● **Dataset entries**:

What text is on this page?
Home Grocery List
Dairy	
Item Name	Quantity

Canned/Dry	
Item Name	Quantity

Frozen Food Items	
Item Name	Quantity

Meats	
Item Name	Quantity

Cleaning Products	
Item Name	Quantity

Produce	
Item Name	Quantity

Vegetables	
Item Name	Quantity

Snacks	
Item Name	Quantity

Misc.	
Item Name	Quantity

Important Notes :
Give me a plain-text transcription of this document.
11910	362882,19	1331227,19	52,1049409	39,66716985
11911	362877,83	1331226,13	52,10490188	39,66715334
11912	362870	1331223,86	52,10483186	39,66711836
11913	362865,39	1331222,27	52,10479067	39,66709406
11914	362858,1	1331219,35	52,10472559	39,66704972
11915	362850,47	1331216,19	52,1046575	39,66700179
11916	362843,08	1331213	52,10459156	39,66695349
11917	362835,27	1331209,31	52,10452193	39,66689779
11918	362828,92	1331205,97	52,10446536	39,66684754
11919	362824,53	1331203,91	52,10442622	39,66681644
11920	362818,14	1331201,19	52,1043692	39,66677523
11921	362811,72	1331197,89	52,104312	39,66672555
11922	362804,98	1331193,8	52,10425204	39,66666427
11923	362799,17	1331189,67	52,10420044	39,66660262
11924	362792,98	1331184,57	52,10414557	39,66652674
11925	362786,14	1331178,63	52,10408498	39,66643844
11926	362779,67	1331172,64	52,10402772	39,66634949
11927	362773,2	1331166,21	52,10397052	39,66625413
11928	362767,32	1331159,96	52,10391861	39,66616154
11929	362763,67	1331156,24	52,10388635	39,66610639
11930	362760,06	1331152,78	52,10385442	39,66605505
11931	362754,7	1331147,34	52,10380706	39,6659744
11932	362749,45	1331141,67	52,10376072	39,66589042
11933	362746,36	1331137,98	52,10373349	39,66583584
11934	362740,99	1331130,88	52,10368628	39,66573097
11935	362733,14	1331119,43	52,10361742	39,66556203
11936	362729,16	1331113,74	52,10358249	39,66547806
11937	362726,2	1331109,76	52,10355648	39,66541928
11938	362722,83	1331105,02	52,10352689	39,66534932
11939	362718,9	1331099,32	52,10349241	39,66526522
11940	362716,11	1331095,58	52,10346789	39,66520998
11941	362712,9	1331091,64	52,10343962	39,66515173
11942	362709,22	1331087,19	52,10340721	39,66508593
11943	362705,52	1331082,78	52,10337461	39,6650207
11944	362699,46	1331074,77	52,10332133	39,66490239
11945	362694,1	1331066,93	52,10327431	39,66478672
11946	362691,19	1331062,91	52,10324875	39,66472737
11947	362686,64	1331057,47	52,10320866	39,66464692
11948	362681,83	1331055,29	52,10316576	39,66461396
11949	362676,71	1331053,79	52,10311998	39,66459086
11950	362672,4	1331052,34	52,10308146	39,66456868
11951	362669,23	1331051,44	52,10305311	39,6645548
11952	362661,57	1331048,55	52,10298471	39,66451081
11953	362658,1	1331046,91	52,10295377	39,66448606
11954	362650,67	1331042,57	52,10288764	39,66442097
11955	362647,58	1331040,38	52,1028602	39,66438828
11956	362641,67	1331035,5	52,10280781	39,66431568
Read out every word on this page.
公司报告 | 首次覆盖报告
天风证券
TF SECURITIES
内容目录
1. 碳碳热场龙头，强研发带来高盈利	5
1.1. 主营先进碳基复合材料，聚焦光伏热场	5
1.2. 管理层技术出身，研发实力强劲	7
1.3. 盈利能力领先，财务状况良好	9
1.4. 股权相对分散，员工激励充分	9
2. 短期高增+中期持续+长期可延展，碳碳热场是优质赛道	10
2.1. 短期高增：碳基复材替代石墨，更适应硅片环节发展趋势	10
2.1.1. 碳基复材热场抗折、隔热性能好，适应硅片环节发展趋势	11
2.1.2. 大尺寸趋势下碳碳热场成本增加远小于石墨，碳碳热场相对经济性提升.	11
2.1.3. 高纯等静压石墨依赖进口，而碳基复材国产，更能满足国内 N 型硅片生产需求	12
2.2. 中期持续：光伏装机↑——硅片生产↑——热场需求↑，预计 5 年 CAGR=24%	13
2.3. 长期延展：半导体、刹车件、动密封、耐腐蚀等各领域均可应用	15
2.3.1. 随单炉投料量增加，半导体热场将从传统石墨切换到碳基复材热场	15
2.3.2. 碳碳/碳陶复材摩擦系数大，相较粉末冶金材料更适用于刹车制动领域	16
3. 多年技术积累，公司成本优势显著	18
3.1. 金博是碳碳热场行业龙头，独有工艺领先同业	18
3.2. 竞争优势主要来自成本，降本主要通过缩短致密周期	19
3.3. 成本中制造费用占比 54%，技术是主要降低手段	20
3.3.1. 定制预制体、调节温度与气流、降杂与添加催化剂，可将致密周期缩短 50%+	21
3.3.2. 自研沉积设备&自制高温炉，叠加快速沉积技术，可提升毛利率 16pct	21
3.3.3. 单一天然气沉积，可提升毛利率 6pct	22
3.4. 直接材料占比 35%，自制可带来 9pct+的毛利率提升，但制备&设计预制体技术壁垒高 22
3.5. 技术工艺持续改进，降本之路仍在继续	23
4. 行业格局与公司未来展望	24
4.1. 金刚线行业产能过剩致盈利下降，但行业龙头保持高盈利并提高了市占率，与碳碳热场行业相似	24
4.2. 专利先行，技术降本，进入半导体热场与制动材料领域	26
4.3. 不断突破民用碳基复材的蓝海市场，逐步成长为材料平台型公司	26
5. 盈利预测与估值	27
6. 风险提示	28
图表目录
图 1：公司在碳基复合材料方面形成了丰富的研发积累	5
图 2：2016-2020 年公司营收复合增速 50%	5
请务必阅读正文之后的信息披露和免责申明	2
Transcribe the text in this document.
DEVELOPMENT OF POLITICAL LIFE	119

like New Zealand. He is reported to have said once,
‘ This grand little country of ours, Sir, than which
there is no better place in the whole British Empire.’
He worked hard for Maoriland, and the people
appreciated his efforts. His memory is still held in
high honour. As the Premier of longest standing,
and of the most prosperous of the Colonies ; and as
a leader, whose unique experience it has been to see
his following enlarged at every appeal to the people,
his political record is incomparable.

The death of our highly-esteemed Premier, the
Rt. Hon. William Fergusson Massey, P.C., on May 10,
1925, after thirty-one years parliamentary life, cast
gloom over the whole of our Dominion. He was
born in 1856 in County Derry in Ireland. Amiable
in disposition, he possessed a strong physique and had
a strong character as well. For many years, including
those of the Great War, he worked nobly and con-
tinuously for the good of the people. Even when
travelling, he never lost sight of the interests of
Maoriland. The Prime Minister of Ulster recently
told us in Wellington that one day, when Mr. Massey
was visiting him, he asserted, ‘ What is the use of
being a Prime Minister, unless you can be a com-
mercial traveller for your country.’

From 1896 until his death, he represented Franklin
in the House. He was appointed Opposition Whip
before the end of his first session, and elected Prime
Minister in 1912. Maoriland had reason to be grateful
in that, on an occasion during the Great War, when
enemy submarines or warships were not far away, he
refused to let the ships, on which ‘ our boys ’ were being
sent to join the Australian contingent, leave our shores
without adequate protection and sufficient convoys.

● **Exercise brief**: Each record should come back exactly as written.

● **Result of this task**:
What text is on this page?
Home Grocery List
Dairy	
Item Name	Quantity

Canned/Dry	
Item Name	Quantity

Frozen Food Items	
Item Name	Quantity

Meats	
Item Name	Quantity

Cleaning Products	
Item Name	Quantity

Produce	
Item Name	Quantity

Vegetables	
Item Name	Quantity

Snacks	
Item Name	Quantity

Misc.	
Item Name	Quantity

Important Notes :
Give me a plain-text transcription of this document.
11910	362882,19	1331227,19	52,1049409	39,66716985
11911	362877,83	1331226,13	52,10490188	39,66715334
11912	362870	1331223,86	52,10483186	39,66711836
11913	362865,39	1331222,27	52,10479067	39,66709406
11914	362858,1	1331219,35	52,10472559	39,66704972
11915	362850,47	1331216,19	52,1046575	39,66700179
11916	362843,08	1331213	52,10459156	39,66695349
11917	362835,27	1331209,31	52,10452193	39,66689779
11918	362828,92	1331205,97	52,10446536	39,66684754
11919	362824,53	1331203,91	52,10442622	39,66681644
11920	362818,14	1331201,19	52,1043692	39,66677523
11921	362811,72	1331197,89	52,104312	39,66672555
11922	362804,98	1331193,8	52,10425204	39,66666427
11923	362799,17	1331189,67	52,10420044	39,66660262
11924	362792,98	1331184,57	52,10414557	39,66652674
11925	362786,14	1331178,63	52,10408498	39,66643844
11926	362779,67	1331172,64	52,10402772	39,66634949
11927	362773,2	1331166,21	52,10397052	39,66625413
11928	362767,32	1331159,96	52,10391861	39,66616154
11929	362763,67	1331156,24	52,10388635	39,66610639
11930	362760,06	1331152,78	52,10385442	39,66605505
11931	362754,7	1331147,34	52,10380706	39,6659744
11932	362749,45	1331141,67	52,10376072	39,66589042
11933	362746,36	1331137,98	52,10373349	39,66583584
11934	362740,99	1331130,88	52,10368628	39,66573097
11935	362733,14	1331119,43	52,10361742	39,66556203
11936	362729,16	1331113,74	52,10358249	39,66547806
11937	362726,2	1331109,76	52,10355648	39,66541928
11938	362722,83	1331105,02	52,10352689	39,66534932
11939	362718,9	1331099,32	52,10349241	39,66526522
11940	362716,11	1331095,58	52,10346789	39,66520998
11941	362712,9	1331091,64	52,10343962	39,66515173
11942	362709,22	1331087,19	52,10340721	39,66508593
11943	362705,52	1331082,78	52,10337461	39,6650207
11944	362699,46	1331074,77	52,10332133	39,66490239
11945	362694,1	1331066,93	52,10327431	39,66478672
11946	362691,19	1331062,91	52,10324875	39,66472737
11947	362686,64	1331057,47	52,10320866	39,66464692
11948	362681,83	1331055,29	52,10316576	39,66461396
11949	362676,71	1331053,79	52,10311998	39,66459086
11950	362672,4	1331052,34	52,10308146	39,66456868
11951	362669,23	1331051,44	52,10305311	39,6645548
11952	362661,57	1331048,55	52,10298471	39,66451081
11953	362658,1	1331046,91	52,10295377	39,66448606
11954	362650,67	1331042,57	52,10288764	39,66442097
11955	362647,58	1331040,38	52,1028602	39,66438828
11956	362641,67	1331035,5	52,10280781	39,66431568
Read out every word on this page.
公司报告 | 首次覆盖报告
天风证券
TF SECURITIES
内容目录
1. 碳碳热场龙头，强研发带来高盈利	5
1.1. 主营先进碳基复合材料，聚焦光伏热场	5
1.2. 管理层技术出身，研发实力强劲	7
1.3. 盈利能力领先，财务状况良好	9
1.4. 股权相对分散，员工激励充分	9
2. 短期高增+中期持续+长期可延展，碳碳热场是优质赛道	10
2.1. 短期高增：碳基复材替代石墨，更适应硅片环节发展趋势	10
2.1.1. 碳基复材热场抗折、隔热性能好，适应硅片环节发展趋势	11
2.1.2. 大尺寸趋势下碳碳热场成本增加远小于石墨，碳碳热场相对经济性提升.	11
2.1.3. 高纯等静压石墨依赖进口，而碳基复材国产，更能满足国内 N 型硅片生产需求	12
2.2. 中期持续：光伏装机↑——硅片生产↑——热场需求↑，预计 5 年 CAGR=24%	13
2.3. 长期延展：半导体、刹车件、动密封、耐腐蚀等各领域均可应用	15
2.3.1. 随单炉投料量增加，半导体热场将从传统石墨切换到碳基复材热场	15
2.3.2. 碳碳/碳陶复材摩擦系数大，相较粉末冶金材料更适用于刹车制动领域	16
3. 多年技术积累，公司成本优势显著	18
3.1. 金博是碳碳热场行业龙头，独有工艺领先同业	18
3.2. 竞争优势主要来自成本，降本主要通过缩短致密周期	19
3.3. 成本中制造费用占比 54%，技术是主要降低手段	20
3.3.1. 定制预制体、调节温度与气流、降杂与添加催化剂，可将致密周期缩短 50%+	21
3.3.2. 自研沉积设备&自制高温炉，叠加快速沉积技术，可提升毛利率 16pct	21
3.3.3. 单一天然气沉积，可提升毛利率 6pct	22
3.4. 直接材料占比 35%，自制可带来 9pct+的毛利率提升，但制备&设计预制体技术壁垒高 22
3.5. 技术工艺持续改进，降本之路仍在继续	23
4. 行业格局与公司未来展望	24
4.1. 金刚线行业产能过剩致盈利下降，但行业龙头保持高盈利并提高了市占率，与碳碳热场行业相似	24
4.2. 专利先行，技术降本，进入半导体热场与制动材料领域	26
4.3. 不断突破民用碳基复材的蓝海市场，逐步成长为材料平台型公司	26
5. 盈利预测与估值	27
6. 风险提示	28
图表目录
图 1：公司在碳基复合材料方面形成了丰富的研发积累	5
图 2：2016-2020 年公司营收复合增速 50%	5
请务必阅读正文之后的信息披露和免责申明	2
Transcribe the text in this document.
DEVELOPMENT OF POLITICAL LIFE	119

like New Zealand. He is reported to have said once,
‘ This grand little country of ours, Sir, than which
there is no better place in the whole British Empire.’
He worked hard for Maoriland, and the people
appreciated his efforts. His memory is still held in
high honour. As the Premier of longest standing,
and of the most prosperous of the Colonies ; and as
a leader, whose unique experience it has been to see
his following enlarged at every appeal to the people,
his political record is incomparable.

The death of our highly-esteemed Premier, the
Rt. Hon. William Fergusson Massey, P.C., on May 10,
1925, after thirty-one years parliamentary life, cast
gloom over the whole of our Dominion. He was
born in 1856 in County Derry in Ireland. Amiable
in disposition, he possessed a strong physique and had
a strong character as well. For many years, including
those of the Great War, he worked nobly and con-
tinuously for the good of the people. Even when
travelling, he never lost sight of the interests of
Maoriland. The Prime Minister of Ulster recently
told us in Wellington that one day, when Mr. Massey
was visiting him, he asserted, ‘ What is the use of
being a Prime Minister, unless you can be a com-
mercial traveller for your country.’

From 1896 until his death, he represented Franklin
in the House. He was appointed Opposition Whip
before the end of his first session, and elected Prime
Minister in 1912. Maoriland had reason to be grateful
in that, on an occasion during the Great War, when
enemy submarines or warships were not far away, he
refused to let the ships, on which ‘ our boys ’ were being
sent to join the Australian contingent, leave our shores
without adequate protection and sufficient convoys.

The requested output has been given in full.